§ **Records to process**:
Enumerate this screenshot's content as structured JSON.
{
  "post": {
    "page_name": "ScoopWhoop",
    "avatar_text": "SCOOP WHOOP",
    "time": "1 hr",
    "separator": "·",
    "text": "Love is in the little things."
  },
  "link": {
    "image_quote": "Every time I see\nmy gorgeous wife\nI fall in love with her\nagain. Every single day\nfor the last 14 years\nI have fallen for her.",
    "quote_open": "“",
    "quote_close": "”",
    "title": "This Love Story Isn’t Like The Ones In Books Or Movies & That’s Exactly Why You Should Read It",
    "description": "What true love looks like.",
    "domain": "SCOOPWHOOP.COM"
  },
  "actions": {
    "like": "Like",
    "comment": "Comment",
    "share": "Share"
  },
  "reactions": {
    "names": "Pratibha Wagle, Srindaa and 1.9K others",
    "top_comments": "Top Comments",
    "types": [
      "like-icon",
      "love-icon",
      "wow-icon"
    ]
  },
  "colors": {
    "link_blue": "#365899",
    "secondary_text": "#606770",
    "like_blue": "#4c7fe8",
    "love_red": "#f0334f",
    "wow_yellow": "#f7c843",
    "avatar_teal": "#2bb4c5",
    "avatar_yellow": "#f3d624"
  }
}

§ **Short exercise**: Give a word-for-word copy of the records.

§ **The output**:
Enumerate this screenshot's content as structured JSON.
{
  "post": {
    "page_name": "ScoopWhoop",
    "avatar_text": "SCOOP WHOOP",
    "time": "1 hr",
    "separator": "·",
    "text": "Love is in the little things."
  },
  "link": {
    "image_quote": "Every time I see\nmy gorgeous wife\nI fall in love with her\nagain. Every single day\nfor the last 14 years\nI have fallen for her.",
    "quote_open": "“",
    "quote_close": "”",
    "title": "This Love Story Isn’t Like The Ones In Books Or Movies & That’s Exactly Why You Should Read It",
    "description": "What true love looks like.",
    "domain": "SCOOPWHOOP.COM"
  },
  "actions": {
    "like": "Like",
    "comment": "Comment",
    "share": "Share"
  },
  "reactions": {
    "names": "Pratibha Wagle, Srindaa and 1.9K others",
    "top_comments": "Top Comments",
    "types": [
      "like-icon",
      "love-icon",
      "wow-icon"
    ]
  },
  "colors": {
    "link_blue": "#365899",
    "secondary_text": "#606770",
    "like_blue": "#4c7fe8",
    "love_red": "#f0334f",
    "wow_yellow": "#f7c843",
    "avatar_teal": "#2bb4c5",
    "avatar_yellow": "#f3d624"
  }
}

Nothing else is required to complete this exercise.